■ **AIM**:
Arrange every line of the material as a Markdown table with the columns Number and Record line, numbering the rows and dropping blank lines. Leave the pictures out of the table.

■ **GIVEN RECORDS**:
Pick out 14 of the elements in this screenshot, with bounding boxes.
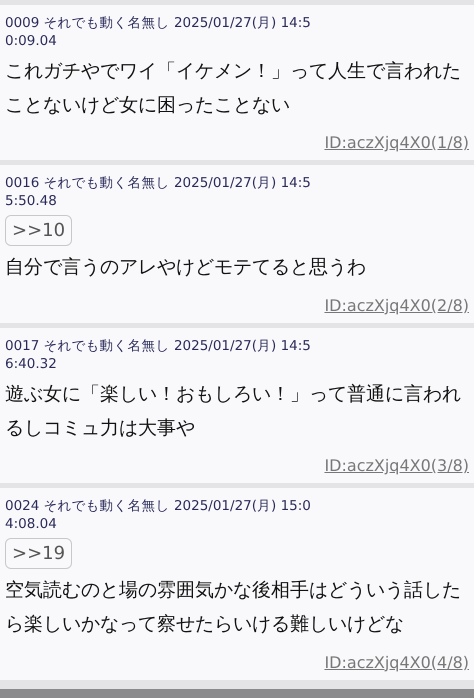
id-link[interactable]: ID:aczXjq4X0(3/8) [324,456,469,476]
id-link[interactable]: ID:aczXjq4X0(2/8) [324,296,469,315]
post-header: 0016 それでも動く名無し 2025/01/27(月) 14:55:50.48 [5,175,312,210]
post-header: 0009 それでも動く名無し 2025/01/27(月) 14:50:09.04 [5,15,312,50]
post-body: 空気読むのと場の雰囲気かな後相手はどういう話したら楽しいかなって察せたらいける難しいけどな [5,577,461,637]
post-body: 遊ぶ女に「楽しい！おもしろい！」って普通に言われるしコミュ力は大事や [5,381,461,441]
post-body: 自分で言うのアレやけどモテてると思うわ [5,254,367,280]
reply-anchor-button[interactable]: >>10 [5,215,72,246]
reply-anchor-button[interactable]: >>19 [5,538,72,570]
id-link[interactable]: ID:aczXjq4X0(1/8) [324,133,469,152]
post-header: 0024 それでも動く名無し 2025/01/27(月) 15:04:08.04 [5,498,312,534]
id-link[interactable]: ID:aczXjq4X0(4/8) [324,652,469,672]
post-body: これガチやでワイ「イケメン！」って人生で言われたことないけど女に困ったことない [5,58,461,118]
post-header: 0017 それでも動く名無し 2025/01/27(月) 14:56:40.32 [5,338,312,374]
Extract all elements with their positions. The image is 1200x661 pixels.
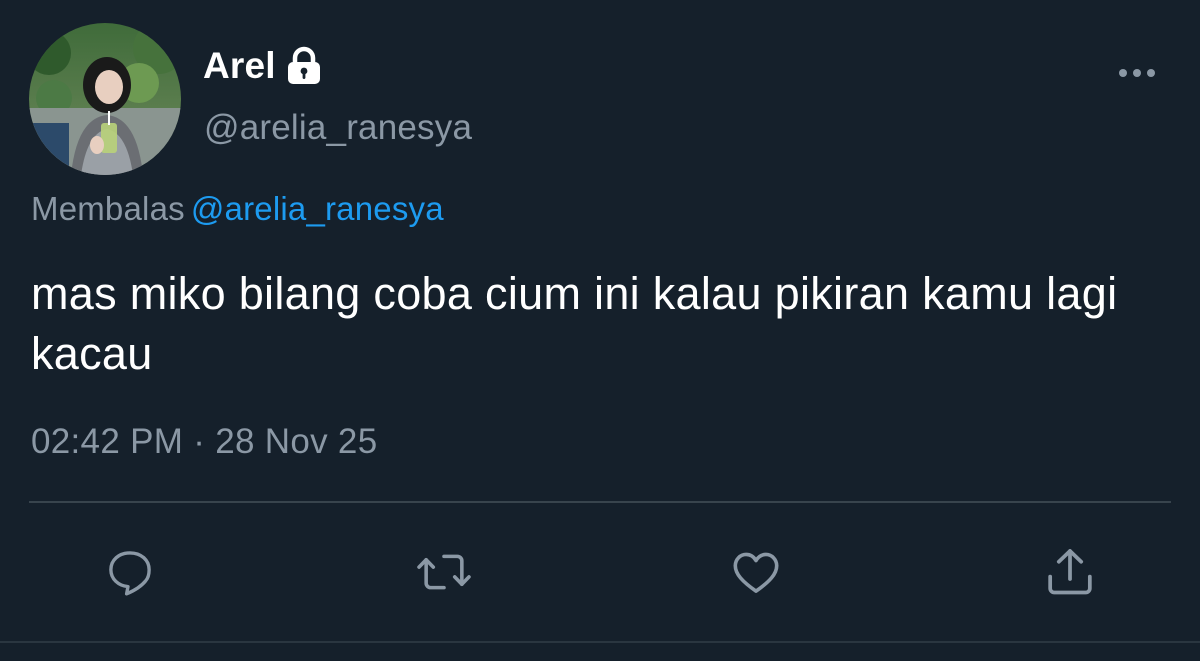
like-button[interactable]	[726, 542, 786, 602]
lock-icon	[285, 46, 323, 86]
display-name-text[interactable]: Arel	[203, 45, 276, 87]
retweet-button[interactable]	[414, 542, 474, 602]
retweet-icon	[417, 554, 471, 590]
tweet-timestamp[interactable]: 02:42 PM · 28 Nov 25	[31, 422, 377, 462]
heart-icon	[733, 552, 779, 593]
tweet-text: mas miko bilang coba cium ini kalau piki…	[31, 268, 1118, 379]
more-dots-icon	[1119, 69, 1155, 77]
user-handle[interactable]: @arelia_ranesya	[204, 108, 472, 148]
tweet-container: Arel @arelia_ranesya Membalas @arelia_ran…	[0, 0, 1200, 661]
comment-icon	[109, 551, 151, 596]
more-options-button[interactable]	[1113, 56, 1161, 90]
reply-mention-link[interactable]: @arelia_ranesya	[191, 190, 444, 227]
reply-context: Membalas @arelia_ranesya	[31, 190, 444, 228]
reply-button[interactable]	[100, 542, 160, 602]
share-icon	[1048, 549, 1092, 595]
divider	[29, 501, 1171, 503]
reply-prefix: Membalas	[31, 190, 185, 227]
display-name[interactable]: Arel	[203, 42, 323, 90]
share-button[interactable]	[1040, 542, 1100, 602]
avatar[interactable]	[29, 23, 181, 175]
bottom-divider	[0, 641, 1200, 643]
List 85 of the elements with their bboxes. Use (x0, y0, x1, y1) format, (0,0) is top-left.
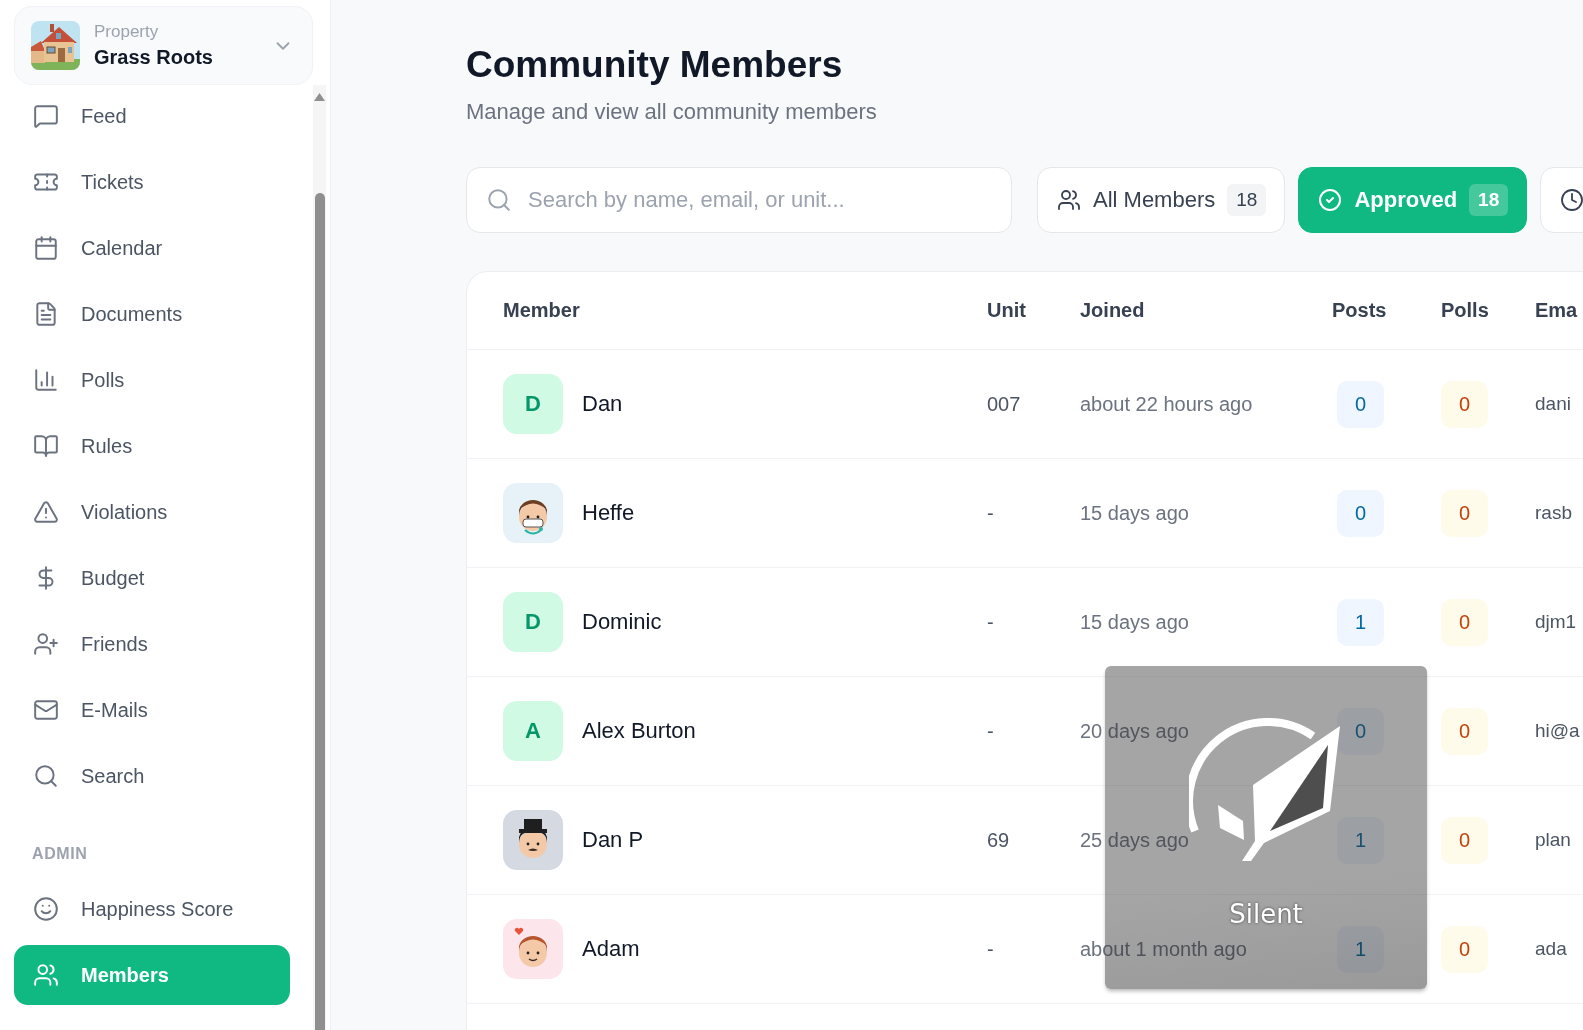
users-icon (33, 962, 59, 988)
initial-avatar: A (503, 701, 563, 761)
member-name: Dominic (582, 609, 662, 635)
email-cell: dani (1535, 393, 1571, 415)
clock-icon (1560, 188, 1583, 212)
polls-count: 0 (1441, 598, 1488, 646)
email-cell: plan (1535, 829, 1571, 851)
sidebar-item[interactable]: Violations (14, 482, 290, 542)
posts-count: 0 (1337, 707, 1384, 755)
sidebar-item[interactable]: Happiness Score (14, 879, 290, 939)
sidebar-item[interactable]: Budget (14, 548, 290, 608)
sidebar-item[interactable]: E-Mails (14, 680, 290, 740)
calendar-icon (33, 235, 59, 261)
scroll-up-arrow-icon[interactable] (314, 93, 325, 101)
document-icon (33, 301, 59, 327)
scrollbar-thumb[interactable] (314, 193, 325, 1030)
users-icon (1057, 188, 1081, 212)
unit-cell: 007 (987, 392, 1021, 416)
property-caption: Property (94, 22, 160, 42)
smiley-icon (33, 896, 59, 922)
property-switcher[interactable]: Property Grass Roots (14, 6, 313, 85)
polls-count: 0 (1441, 489, 1488, 537)
search-icon (33, 763, 59, 789)
sidebar-item[interactable]: Search (14, 746, 290, 806)
member-name: Dan P (582, 827, 644, 853)
email-cell: rasb (1535, 502, 1572, 524)
unit-cell: 69 (987, 828, 1010, 852)
warning-icon (33, 499, 59, 525)
search-field[interactable]: Search by name, email, or unit... (466, 167, 1012, 233)
polls-count: 0 (1441, 816, 1488, 864)
bar-chart-icon (33, 367, 59, 393)
open-book-icon (33, 433, 59, 459)
joined-cell: 15 days ago (1080, 610, 1189, 634)
chat-bubble-icon (33, 103, 59, 129)
initial-avatar: D (503, 374, 563, 434)
unit-cell: - (987, 937, 994, 961)
joined-cell: about 22 hours ago (1080, 392, 1253, 416)
posts-count: 0 (1337, 380, 1384, 428)
column-header: Member (503, 299, 580, 322)
page-title: Community Members (466, 43, 843, 87)
member-name: Alex Burton (582, 718, 696, 744)
column-header: Posts (1332, 299, 1387, 322)
sidebar-item[interactable]: Tickets (14, 152, 290, 212)
sidebar-item[interactable]: Feed (14, 86, 290, 146)
mail-icon (33, 697, 59, 723)
column-header: Ema (1535, 299, 1578, 322)
posts-count: 1 (1337, 598, 1384, 646)
sidebar-item[interactable]: Polls (14, 350, 290, 410)
count-badge: 18 (1469, 184, 1509, 216)
sidebar-item[interactable]: Documents (14, 284, 290, 344)
posts-count: 1 (1337, 816, 1384, 864)
polls-count: 0 (1441, 380, 1488, 428)
posts-count: 0 (1337, 489, 1384, 537)
posts-count: 1 (1337, 925, 1384, 973)
sidebar-item[interactable]: Calendar (14, 218, 290, 278)
section-heading: ADMIN (32, 845, 88, 863)
house-icon (31, 21, 80, 70)
joined-cell: 20 days ago (1080, 719, 1189, 743)
email-cell: hi@a (1535, 720, 1580, 742)
property-name: Grass Roots (94, 45, 214, 69)
email-cell: djm1 (1535, 611, 1577, 633)
unit-cell: - (987, 501, 994, 525)
email-cell: ada (1535, 938, 1567, 960)
filter-tab[interactable]: All Members 18 (1037, 167, 1286, 233)
search-icon (486, 187, 512, 213)
unit-cell: - (987, 719, 994, 743)
add-user-icon (33, 631, 59, 657)
unit-cell: - (987, 610, 994, 634)
column-header: Unit (987, 299, 1026, 322)
check-circle-icon (1318, 188, 1343, 212)
page-subtitle: Manage and view all community members (466, 99, 877, 125)
polls-count: 0 (1441, 707, 1488, 755)
polls-count: 0 (1441, 925, 1488, 973)
joined-cell: 25 days ago (1080, 828, 1189, 852)
count-badge: 18 (1227, 184, 1267, 216)
joined-cell: 15 days ago (1080, 501, 1189, 525)
column-header: Polls (1441, 299, 1489, 322)
sidebar-item[interactable]: Rules (14, 416, 290, 476)
member-name: Dan (582, 391, 623, 417)
overlay-label: Silent (1229, 898, 1303, 930)
initial-avatar: D (503, 592, 563, 652)
member-name: Heffe (582, 500, 635, 526)
member-name: Adam (582, 936, 640, 962)
sidebar-item[interactable]: Friends (14, 614, 290, 674)
column-header: Joined (1080, 299, 1145, 322)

■ **EXERCISE SOLUTION**:
| Number | Record line |
|---|---|
| 1 | Pick out 14 of the elements in this screenshot, with bounding boxes. |
| 2 | id-link[interactable]: ID:aczXjq4X0(3/8) [324,456,469,476] |
| 3 | id-link[interactable]: ID:aczXjq4X0(2/8) [324,296,469,315] |
| 4 | post-header: 0016 それでも動く名無し 2025/01/27(月) 14:55:50.48 [5,175,312,210] |
| 5 | post-header: 0009 それでも動く名無し 2025/01/27(月) 14:50:09.04 [5,15,312,50] |
| 6 | post-body: 空気読むのと場の雰囲気かな後相手はどういう話したら楽しいかなって察せたらいける難しいけどな [5,577,461,637] |
| 7 | post-body: 遊ぶ女に「楽しい！おもしろい！」って普通に言われるしコミュ力は大事や [5,381,461,441] |
| 8 | post-body: 自分で言うのアレやけどモテてると思うわ [5,254,367,280] |
| 9 | reply-anchor-button[interactable]: >>10 [5,215,72,246] |
| 10 | reply-anchor-button[interactable]: >>19 [5,538,72,570] |
| 11 | id-link[interactable]: ID:aczXjq4X0(1/8) [324,133,469,152] |
| 12 | post-header: 0024 それでも動く名無し 2025/01/27(月) 15:04:08.04 [5,498,312,534] |
| 13 | id-link[interactable]: ID:aczXjq4X0(4/8) [324,652,469,672] |
| 14 | post-body: これガチやでワイ「イケメン！」って人生で言われたことないけど女に困ったことない [5,58,461,118] |
| 15 | post-header: 0017 それでも動く名無し 2025/01/27(月) 14:56:40.32 [5,338,312,374] |
| 16 | Extract all elements with their positions. The image is 1200x661 pixels. |
| 17 | like-button[interactable]	[726, 542, 786, 602] |
| 18 | lock-icon	[285, 46, 323, 86] |
| 19 | display-name-text[interactable]: Arel	[203, 45, 276, 87] |
| 20 | retweet-button[interactable]	[414, 542, 474, 602] |
| 21 | retweet-icon	[417, 554, 471, 590] |
| 22 | tweet-timestamp[interactable]: 02:42 PM · 28 Nov 25	[31, 422, 377, 462] |
| 23 | heart-icon	[733, 552, 779, 593] |
| 24 | tweet-text: mas miko bilang coba cium ini kalau piki…	[31, 268, 1118, 379] |
| 25 | more-dots-icon	[1119, 69, 1155, 77] |
| 26 | user-handle[interactable]: @arelia_ranesya	[204, 108, 472, 148] |
| 27 | tweet-container: Arel @arelia_ranesya Membalas @arelia_ran…	[0, 0, 1200, 661] |
| 28 | comment-icon	[109, 551, 151, 596] |
| 29 | more-options-button[interactable]	[1113, 56, 1161, 90] |
| 30 | reply-mention-link[interactable]: @arelia_ranesya	[191, 190, 444, 227] |
| 31 | reply-context: Membalas @arelia_ranesya	[31, 190, 444, 228] |
| 32 | reply-button[interactable]	[100, 542, 160, 602] |
| 33 | share-icon	[1048, 549, 1092, 595] |
| 34 | divider	[29, 501, 1171, 503] |
| 35 | reply-prefix: Membalas	[31, 190, 185, 227] |
| 36 | display-name[interactable]: Arel	[203, 42, 323, 90] |
| 37 | share-button[interactable]	[1040, 542, 1100, 602] |
| 38 | avatar[interactable]	[29, 23, 181, 175] |
| 39 | bottom-divider	[0, 641, 1200, 643] |
| 40 | List 85 of the elements with their bboxes. Use (x0, y0, x1, y1) format, (0,0) is top-left. |
| 41 | users-icon (33, 962, 59, 988) |
| 42 | initial-avatar: A (503, 701, 563, 761) |
| 43 | member-name: Dominic (582, 609, 662, 635) |
| 44 | email-cell: dani (1535, 393, 1571, 415) |
| 45 | clock-icon (1560, 188, 1583, 212) |
| 46 | polls-count: 0 (1441, 598, 1488, 646) |
| 47 | email-cell: plan (1535, 829, 1571, 851) |
| 48 | sidebar-item[interactable]: Violations (14, 482, 290, 542) |
| 49 | posts-count: 0 (1337, 707, 1384, 755) |
| 50 | sidebar-item[interactable]: Happiness Score (14, 879, 290, 939) |
| 51 | sidebar-item[interactable]: Budget (14, 548, 290, 608) |
| 52 | sidebar-item[interactable]: E-Mails (14, 680, 290, 740) |
| 53 | calendar-icon (33, 235, 59, 261) |
| 54 | scroll-up-arrow-icon[interactable] (314, 93, 325, 101) |
| 55 | document-icon (33, 301, 59, 327) |
| 56 | scrollbar-thumb[interactable] (314, 193, 325, 1030) |
| 57 | users-icon (1057, 188, 1081, 212) |
| 58 | unit-cell: 007 (987, 392, 1021, 416) |
| 59 | property-caption: Property (94, 22, 160, 42) |
| 60 | smiley-icon (33, 896, 59, 922) |
| 61 | property-switcher[interactable]: Property Grass Roots (14, 6, 313, 85) |
| 62 | polls-count: 0 (1441, 489, 1488, 537) |
| 63 | search-icon (33, 763, 59, 789) |
| 64 | sidebar-item[interactable]: Search (14, 746, 290, 806) |
| 65 | member-name: Dan P (582, 827, 644, 853) |
| 66 | email-cell: rasb (1535, 502, 1572, 524) |
| 67 | unit-cell: 69 (987, 828, 1010, 852) |
| 68 | warning-icon (33, 499, 59, 525) |
| 69 | search-field[interactable]: Search by name, email, or unit... (466, 167, 1012, 233) |
| 70 | polls-count: 0 (1441, 816, 1488, 864) |
| 71 | bar-chart-icon (33, 367, 59, 393) |
| 72 | open-book-icon (33, 433, 59, 459) |
| 73 | joined-cell: 15 days ago (1080, 610, 1189, 634) |
| 74 | chat-bubble-icon (33, 103, 59, 129) |
| 75 | initial-avatar: D (503, 374, 563, 434) |
| 76 | unit-cell: - (987, 937, 994, 961) |
| 77 | joined-cell: about 22 hours ago (1080, 392, 1253, 416) |
| 78 | posts-count: 0 (1337, 380, 1384, 428) |
| 79 | column-header: Member (503, 299, 580, 322) |
| 80 | page-title: Community Members (466, 43, 843, 87) |
| 81 | member-name: Alex Burton (582, 718, 696, 744) |
| 82 | column-header: Posts (1332, 299, 1387, 322) |
| 83 | sidebar-item[interactable]: Tickets (14, 152, 290, 212) |
| 84 | sidebar-item[interactable]: Feed (14, 86, 290, 146) |
| 85 | mail-icon (33, 697, 59, 723) |
| 86 | column-header: Ema (1535, 299, 1578, 322) |
| 87 | posts-count: 1 (1337, 598, 1384, 646) |
| 88 | sidebar-item[interactable]: Polls (14, 350, 290, 410) |
| 89 | count-badge: 18 (1469, 184, 1509, 216) |
| 90 | sidebar-item[interactable]: Documents (14, 284, 290, 344) |
| 91 | posts-count: 1 (1337, 816, 1384, 864) |
| 92 | polls-count: 0 (1441, 380, 1488, 428) |
| 93 | posts-count: 0 (1337, 489, 1384, 537) |
| 94 | posts-count: 1 (1337, 925, 1384, 973) |
| 95 | sidebar-item[interactable]: Calendar (14, 218, 290, 278) |
| 96 | section-heading: ADMIN (32, 845, 88, 863) |
| 97 | house-icon (31, 21, 80, 70) |
| 98 | joined-cell: 20 days ago (1080, 719, 1189, 743) |
| 99 | email-cell: hi@a (1535, 720, 1580, 742) |
| 100 | property-name: Grass Roots (94, 45, 214, 69) |
| 101 | email-cell: djm1 (1535, 611, 1577, 633) |
| 102 | unit-cell: - (987, 501, 994, 525) |
| 103 | email-cell: ada (1535, 938, 1567, 960) |
| 104 | filter-tab[interactable]: All Members 18 (1037, 167, 1286, 233) |
| 105 | search-icon (486, 187, 512, 213) |
| 106 | unit-cell: - (987, 719, 994, 743) |
| 107 | add-user-icon (33, 631, 59, 657) |
| 108 | unit-cell: - (987, 610, 994, 634) |
| 109 | column-header: Unit (987, 299, 1026, 322) |
| 110 | check-circle-icon (1318, 188, 1343, 212) |
| 111 | page-subtitle: Manage and view all community members (466, 99, 877, 125) |
| 112 | polls-count: 0 (1441, 707, 1488, 755) |
| 113 | polls-count: 0 (1441, 925, 1488, 973) |
| 114 | joined-cell: 25 days ago (1080, 828, 1189, 852) |
| 115 | count-badge: 18 (1227, 184, 1267, 216) |
| 116 | joined-cell: 15 days ago (1080, 501, 1189, 525) |
| 117 | column-header: Polls (1441, 299, 1489, 322) |
| 118 | sidebar-item[interactable]: Rules (14, 416, 290, 476) |
| 119 | member-name: Dan (582, 391, 623, 417) |
| 120 | overlay-label: Silent (1229, 898, 1303, 930) |
| 121 | initial-avatar: D (503, 592, 563, 652) |
| 122 | member-name: Heffe (582, 500, 635, 526) |
| 123 | member-name: Adam (582, 936, 640, 962) |
| 124 | sidebar-item[interactable]: Friends (14, 614, 290, 674) |
| 125 | column-header: Joined (1080, 299, 1145, 322) |